═════ Dataset entries

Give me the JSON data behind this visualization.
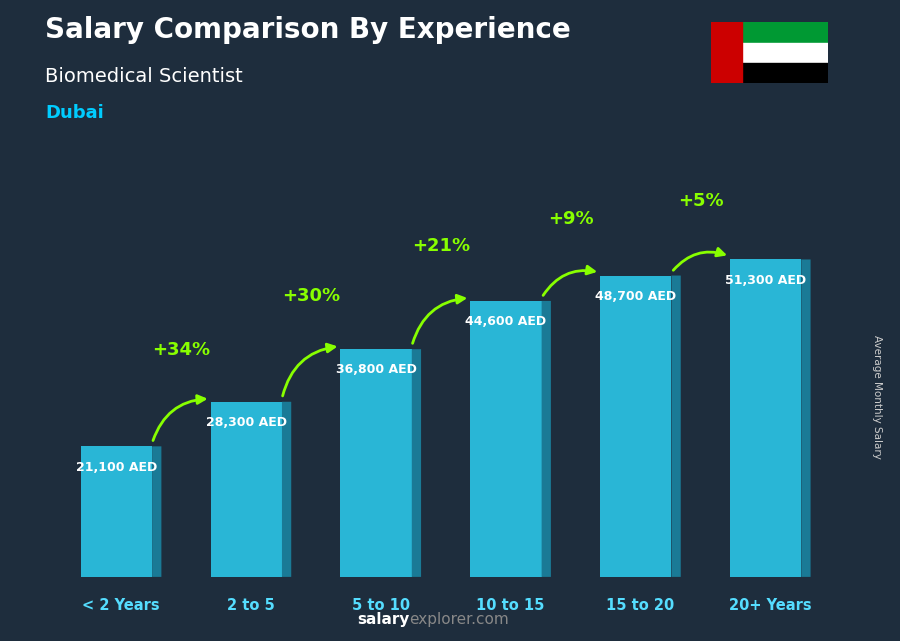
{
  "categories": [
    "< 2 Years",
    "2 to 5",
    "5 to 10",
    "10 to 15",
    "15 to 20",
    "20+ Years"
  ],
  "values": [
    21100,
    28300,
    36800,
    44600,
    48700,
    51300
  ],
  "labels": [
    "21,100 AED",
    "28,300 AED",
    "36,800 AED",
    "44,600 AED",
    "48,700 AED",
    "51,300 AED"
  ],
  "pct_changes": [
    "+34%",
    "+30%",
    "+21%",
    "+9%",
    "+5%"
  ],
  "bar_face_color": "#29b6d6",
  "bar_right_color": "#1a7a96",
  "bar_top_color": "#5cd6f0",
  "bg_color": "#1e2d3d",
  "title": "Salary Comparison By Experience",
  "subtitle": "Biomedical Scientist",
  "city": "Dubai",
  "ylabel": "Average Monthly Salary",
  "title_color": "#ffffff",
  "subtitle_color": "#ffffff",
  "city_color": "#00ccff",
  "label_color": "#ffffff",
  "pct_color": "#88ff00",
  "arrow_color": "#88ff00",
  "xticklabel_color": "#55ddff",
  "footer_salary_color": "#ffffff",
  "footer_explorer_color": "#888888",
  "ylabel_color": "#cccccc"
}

══════════

Exactly as written, return every line of the listing, but not the pictures.

Reply:
Give me the JSON data behind this visualization.
{
  "categories": [
    "< 2 Years",
    "2 to 5",
    "5 to 10",
    "10 to 15",
    "15 to 20",
    "20+ Years"
  ],
  "values": [
    21100,
    28300,
    36800,
    44600,
    48700,
    51300
  ],
  "labels": [
    "21,100 AED",
    "28,300 AED",
    "36,800 AED",
    "44,600 AED",
    "48,700 AED",
    "51,300 AED"
  ],
  "pct_changes": [
    "+34%",
    "+30%",
    "+21%",
    "+9%",
    "+5%"
  ],
  "bar_face_color": "#29b6d6",
  "bar_right_color": "#1a7a96",
  "bar_top_color": "#5cd6f0",
  "bg_color": "#1e2d3d",
  "title": "Salary Comparison By Experience",
  "subtitle": "Biomedical Scientist",
  "city": "Dubai",
  "ylabel": "Average Monthly Salary",
  "title_color": "#ffffff",
  "subtitle_color": "#ffffff",
  "city_color": "#00ccff",
  "label_color": "#ffffff",
  "pct_color": "#88ff00",
  "arrow_color": "#88ff00",
  "xticklabel_color": "#55ddff",
  "footer_salary_color": "#ffffff",
  "footer_explorer_color": "#888888",
  "ylabel_color": "#cccccc"
}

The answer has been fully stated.